== Available data ==
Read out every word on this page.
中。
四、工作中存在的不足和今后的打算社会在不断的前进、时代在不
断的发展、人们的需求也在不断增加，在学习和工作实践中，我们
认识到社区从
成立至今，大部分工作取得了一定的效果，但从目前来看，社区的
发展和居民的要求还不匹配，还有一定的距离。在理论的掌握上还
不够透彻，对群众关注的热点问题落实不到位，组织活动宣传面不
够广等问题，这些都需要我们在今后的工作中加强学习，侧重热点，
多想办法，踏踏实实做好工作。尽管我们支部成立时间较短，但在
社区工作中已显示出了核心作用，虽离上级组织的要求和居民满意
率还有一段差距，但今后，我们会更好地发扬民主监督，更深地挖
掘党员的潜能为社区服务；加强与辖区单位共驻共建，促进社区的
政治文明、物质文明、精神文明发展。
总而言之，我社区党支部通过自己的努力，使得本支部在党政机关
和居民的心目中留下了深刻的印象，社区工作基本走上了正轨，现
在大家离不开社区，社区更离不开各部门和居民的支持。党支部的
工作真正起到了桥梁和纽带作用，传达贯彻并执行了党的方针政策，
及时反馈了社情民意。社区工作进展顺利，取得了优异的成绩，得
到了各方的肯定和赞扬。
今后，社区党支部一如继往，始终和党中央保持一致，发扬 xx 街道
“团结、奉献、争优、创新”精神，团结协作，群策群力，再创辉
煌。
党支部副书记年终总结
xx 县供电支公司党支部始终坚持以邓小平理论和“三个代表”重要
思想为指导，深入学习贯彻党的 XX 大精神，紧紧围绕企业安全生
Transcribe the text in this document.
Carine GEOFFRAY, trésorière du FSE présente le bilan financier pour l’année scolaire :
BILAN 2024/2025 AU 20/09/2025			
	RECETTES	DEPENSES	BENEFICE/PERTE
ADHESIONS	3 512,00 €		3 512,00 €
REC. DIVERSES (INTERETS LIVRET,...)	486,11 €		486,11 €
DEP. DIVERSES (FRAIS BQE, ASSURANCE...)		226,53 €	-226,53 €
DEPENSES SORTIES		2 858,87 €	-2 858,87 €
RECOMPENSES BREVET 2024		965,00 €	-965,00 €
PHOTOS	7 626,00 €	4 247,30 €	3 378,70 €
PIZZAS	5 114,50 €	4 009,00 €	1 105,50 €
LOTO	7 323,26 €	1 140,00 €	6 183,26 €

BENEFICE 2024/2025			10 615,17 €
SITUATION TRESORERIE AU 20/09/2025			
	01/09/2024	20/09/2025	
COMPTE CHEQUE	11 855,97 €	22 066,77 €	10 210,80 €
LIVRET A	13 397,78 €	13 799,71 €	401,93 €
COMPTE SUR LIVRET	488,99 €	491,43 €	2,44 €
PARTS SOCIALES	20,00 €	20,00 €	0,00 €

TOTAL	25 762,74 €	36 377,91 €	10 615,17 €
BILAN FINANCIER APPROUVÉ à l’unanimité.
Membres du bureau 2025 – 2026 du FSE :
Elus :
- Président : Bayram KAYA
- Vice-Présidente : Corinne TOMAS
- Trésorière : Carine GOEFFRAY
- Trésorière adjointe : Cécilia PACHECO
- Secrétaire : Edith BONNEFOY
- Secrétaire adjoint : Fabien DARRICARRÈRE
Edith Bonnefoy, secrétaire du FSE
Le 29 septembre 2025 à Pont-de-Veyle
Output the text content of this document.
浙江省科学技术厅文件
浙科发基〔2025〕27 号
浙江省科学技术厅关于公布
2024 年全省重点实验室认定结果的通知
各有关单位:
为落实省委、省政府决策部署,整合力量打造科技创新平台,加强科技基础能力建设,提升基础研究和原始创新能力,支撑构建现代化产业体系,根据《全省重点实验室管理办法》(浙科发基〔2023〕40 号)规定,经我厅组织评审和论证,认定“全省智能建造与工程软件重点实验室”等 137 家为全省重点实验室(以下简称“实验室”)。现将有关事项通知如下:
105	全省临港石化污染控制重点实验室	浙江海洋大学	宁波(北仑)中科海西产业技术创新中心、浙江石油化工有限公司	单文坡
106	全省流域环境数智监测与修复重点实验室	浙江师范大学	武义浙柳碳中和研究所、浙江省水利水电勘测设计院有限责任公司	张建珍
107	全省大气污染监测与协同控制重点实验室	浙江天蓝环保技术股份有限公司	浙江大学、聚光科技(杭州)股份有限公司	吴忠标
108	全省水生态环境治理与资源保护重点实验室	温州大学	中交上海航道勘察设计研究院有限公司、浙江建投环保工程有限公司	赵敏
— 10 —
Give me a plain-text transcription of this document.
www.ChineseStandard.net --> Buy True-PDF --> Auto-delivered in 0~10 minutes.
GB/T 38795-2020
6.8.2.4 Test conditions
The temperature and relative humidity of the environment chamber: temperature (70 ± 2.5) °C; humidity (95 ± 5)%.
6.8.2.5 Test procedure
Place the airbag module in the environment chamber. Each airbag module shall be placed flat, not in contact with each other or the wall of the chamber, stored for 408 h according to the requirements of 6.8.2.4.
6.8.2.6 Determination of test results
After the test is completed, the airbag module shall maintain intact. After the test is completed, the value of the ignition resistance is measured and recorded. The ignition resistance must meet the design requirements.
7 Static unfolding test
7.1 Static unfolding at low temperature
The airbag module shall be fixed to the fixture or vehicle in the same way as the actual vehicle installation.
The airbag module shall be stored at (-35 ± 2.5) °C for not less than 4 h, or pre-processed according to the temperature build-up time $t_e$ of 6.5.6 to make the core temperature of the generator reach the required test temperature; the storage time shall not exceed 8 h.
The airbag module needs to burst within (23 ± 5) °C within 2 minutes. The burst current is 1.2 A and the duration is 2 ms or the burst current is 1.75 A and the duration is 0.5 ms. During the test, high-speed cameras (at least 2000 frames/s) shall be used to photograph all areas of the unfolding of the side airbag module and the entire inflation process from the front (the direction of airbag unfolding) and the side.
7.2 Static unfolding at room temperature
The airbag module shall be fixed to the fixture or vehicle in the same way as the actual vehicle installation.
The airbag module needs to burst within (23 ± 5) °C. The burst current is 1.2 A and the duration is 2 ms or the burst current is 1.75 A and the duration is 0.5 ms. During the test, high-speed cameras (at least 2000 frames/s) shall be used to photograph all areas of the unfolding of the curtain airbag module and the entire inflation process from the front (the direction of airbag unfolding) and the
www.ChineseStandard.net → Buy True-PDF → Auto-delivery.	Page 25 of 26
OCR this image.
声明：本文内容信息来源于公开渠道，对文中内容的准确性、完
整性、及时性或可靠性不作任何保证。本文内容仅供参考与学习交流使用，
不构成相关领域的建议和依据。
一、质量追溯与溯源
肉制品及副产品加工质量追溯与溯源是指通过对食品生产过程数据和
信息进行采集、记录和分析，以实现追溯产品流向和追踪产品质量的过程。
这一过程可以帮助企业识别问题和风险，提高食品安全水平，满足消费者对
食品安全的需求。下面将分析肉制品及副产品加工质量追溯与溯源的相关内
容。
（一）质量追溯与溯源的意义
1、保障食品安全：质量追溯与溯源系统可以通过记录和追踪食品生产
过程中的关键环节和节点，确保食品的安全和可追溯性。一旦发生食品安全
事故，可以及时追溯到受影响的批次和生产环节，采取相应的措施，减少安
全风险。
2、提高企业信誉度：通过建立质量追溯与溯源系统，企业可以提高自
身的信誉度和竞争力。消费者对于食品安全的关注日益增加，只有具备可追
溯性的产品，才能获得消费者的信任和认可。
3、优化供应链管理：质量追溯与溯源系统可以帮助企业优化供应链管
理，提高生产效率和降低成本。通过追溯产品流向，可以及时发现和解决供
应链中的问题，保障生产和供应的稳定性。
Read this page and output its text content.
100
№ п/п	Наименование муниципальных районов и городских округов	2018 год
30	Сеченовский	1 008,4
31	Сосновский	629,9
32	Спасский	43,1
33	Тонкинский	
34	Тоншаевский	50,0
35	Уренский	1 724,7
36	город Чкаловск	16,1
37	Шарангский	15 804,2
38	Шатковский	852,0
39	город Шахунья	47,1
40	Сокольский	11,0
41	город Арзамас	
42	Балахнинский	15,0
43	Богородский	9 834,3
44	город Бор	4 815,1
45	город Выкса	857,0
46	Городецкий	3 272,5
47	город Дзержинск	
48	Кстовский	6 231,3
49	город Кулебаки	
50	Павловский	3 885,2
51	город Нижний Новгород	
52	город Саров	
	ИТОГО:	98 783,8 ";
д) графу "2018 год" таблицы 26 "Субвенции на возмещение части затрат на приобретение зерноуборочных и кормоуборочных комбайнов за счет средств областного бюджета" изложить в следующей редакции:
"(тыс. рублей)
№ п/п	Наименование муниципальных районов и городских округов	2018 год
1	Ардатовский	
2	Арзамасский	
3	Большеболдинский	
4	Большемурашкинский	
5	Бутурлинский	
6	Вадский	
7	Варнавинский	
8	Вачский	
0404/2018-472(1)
===
Lines holding the word "content" in the entries above are the ones to pull out. Copy them all.

Output the text content of this document.
Read this page and output its text content.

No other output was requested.